What to produce: Your copy of the material below should match it exactly, except that it holds no pictures.

Dataset entries:
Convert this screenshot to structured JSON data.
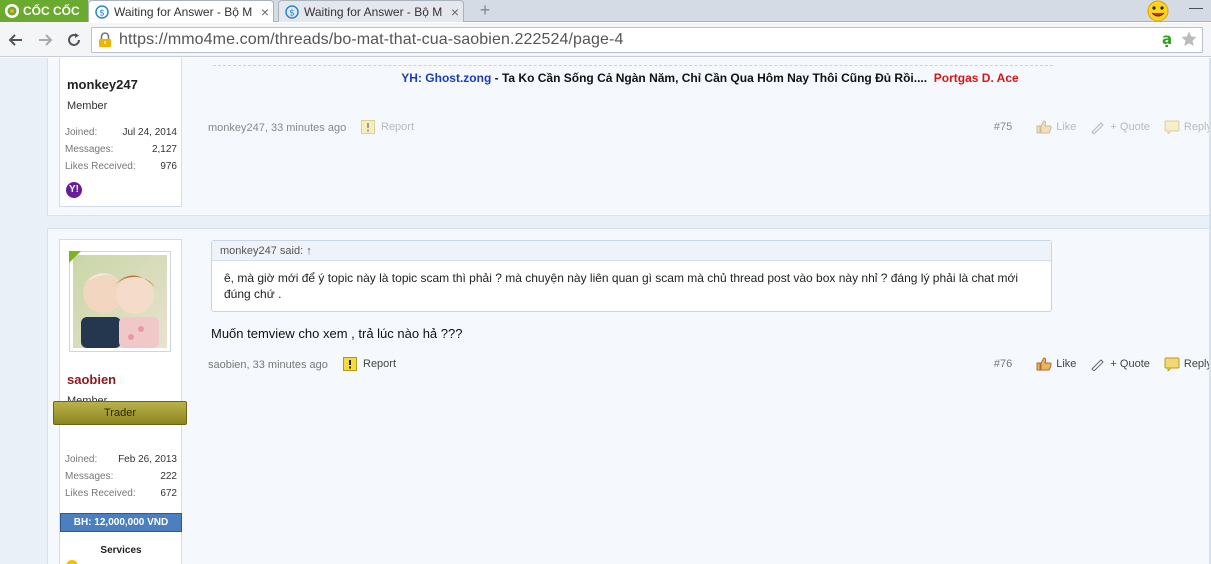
{
  "browser": {
    "brand": "CỐC CỐC",
    "tabs": [
      {
        "title": "Waiting for Answer - Bộ M",
        "close": "×"
      },
      {
        "title": "Waiting for Answer - Bộ M",
        "close": "×"
      }
    ],
    "new_tab": "+",
    "minimize": "—",
    "url": "https://mmo4me.com/threads/bo-mat-that-cua-saobien.222524/page-4"
  },
  "posts": [
    {
      "username": "monkey247",
      "usertitle": "Member",
      "stats": [
        {
          "label": "Joined:",
          "value": "Jul 24, 2014"
        },
        {
          "label": "Messages:",
          "value": "2,127"
        },
        {
          "label": "Likes Received:",
          "value": "976"
        }
      ],
      "im_icon_label": "Y!",
      "signature": {
        "yh": "YH: Ghost.zong",
        "middle": " - Ta Ko Cần Sống Cả Ngàn Năm, Chỉ Cần Qua Hôm Nay Thôi Cũng Đủ Rồi....",
        "portgas": "Portgas D. Ace"
      },
      "meta": {
        "author_time": "monkey247, 33 minutes ago",
        "report": "Report",
        "number": "#75",
        "like": "Like",
        "quote": "+ Quote",
        "reply": "Reply"
      }
    },
    {
      "username": "saobien",
      "usertitle": "Member",
      "badge": "Trader",
      "stats": [
        {
          "label": "Joined:",
          "value": "Feb 26, 2013"
        },
        {
          "label": "Messages:",
          "value": "222"
        },
        {
          "label": "Likes Received:",
          "value": "672"
        }
      ],
      "bh": "BH: 12,000,000 VND",
      "services": "Services",
      "quote": {
        "header": "monkey247 said: ↑",
        "body": "ê, mà giờ mới để ý topic này là topic scam thì phải ? mà chuyện này liên quan gì scam mà chủ thread post vào box này nhỉ ? đáng lý phải là chat mới đúng chứ ."
      },
      "message": "Muốn temview cho xem , trả lúc nào hả ???",
      "meta": {
        "author_time": "saobien, 33 minutes ago",
        "report": "Report",
        "number": "#76",
        "like": "Like",
        "quote": "+ Quote",
        "reply": "Reply"
      }
    }
  ],
  "colors": {
    "brand_green": "#6aaa2e",
    "username_red": "#8b1a1a",
    "trader_gold": "#a29b34",
    "bh_blue": "#4b7fc0",
    "sig_blue": "#1b3fb0",
    "sig_red": "#d41818"
  }
}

Exercise solution:
Convert this screenshot to structured JSON data.
{
  "browser": {
    "brand": "CỐC CỐC",
    "tabs": [
      {
        "title": "Waiting for Answer - Bộ M",
        "close": "×"
      },
      {
        "title": "Waiting for Answer - Bộ M",
        "close": "×"
      }
    ],
    "new_tab": "+",
    "minimize": "—",
    "url": "https://mmo4me.com/threads/bo-mat-that-cua-saobien.222524/page-4"
  },
  "posts": [
    {
      "username": "monkey247",
      "usertitle": "Member",
      "stats": [
        {
          "label": "Joined:",
          "value": "Jul 24, 2014"
        },
        {
          "label": "Messages:",
          "value": "2,127"
        },
        {
          "label": "Likes Received:",
          "value": "976"
        }
      ],
      "im_icon_label": "Y!",
      "signature": {
        "yh": "YH: Ghost.zong",
        "middle": " - Ta Ko Cần Sống Cả Ngàn Năm, Chỉ Cần Qua Hôm Nay Thôi Cũng Đủ Rồi....",
        "portgas": "Portgas D. Ace"
      },
      "meta": {
        "author_time": "monkey247, 33 minutes ago",
        "report": "Report",
        "number": "#75",
        "like": "Like",
        "quote": "+ Quote",
        "reply": "Reply"
      }
    },
    {
      "username": "saobien",
      "usertitle": "Member",
      "badge": "Trader",
      "stats": [
        {
          "label": "Joined:",
          "value": "Feb 26, 2013"
        },
        {
          "label": "Messages:",
          "value": "222"
        },
        {
          "label": "Likes Received:",
          "value": "672"
        }
      ],
      "bh": "BH: 12,000,000 VND",
      "services": "Services",
      "quote": {
        "header": "monkey247 said: ↑",
        "body": "ê, mà giờ mới để ý topic này là topic scam thì phải ? mà chuyện này liên quan gì scam mà chủ thread post vào box này nhỉ ? đáng lý phải là chat mới đúng chứ ."
      },
      "message": "Muốn temview cho xem , trả lúc nào hả ???",
      "meta": {
        "author_time": "saobien, 33 minutes ago",
        "report": "Report",
        "number": "#76",
        "like": "Like",
        "quote": "+ Quote",
        "reply": "Reply"
      }
    }
  ],
  "colors": {
    "brand_green": "#6aaa2e",
    "username_red": "#8b1a1a",
    "trader_gold": "#a29b34",
    "bh_blue": "#4b7fc0",
    "sig_blue": "#1b3fb0",
    "sig_red": "#d41818"
  }
}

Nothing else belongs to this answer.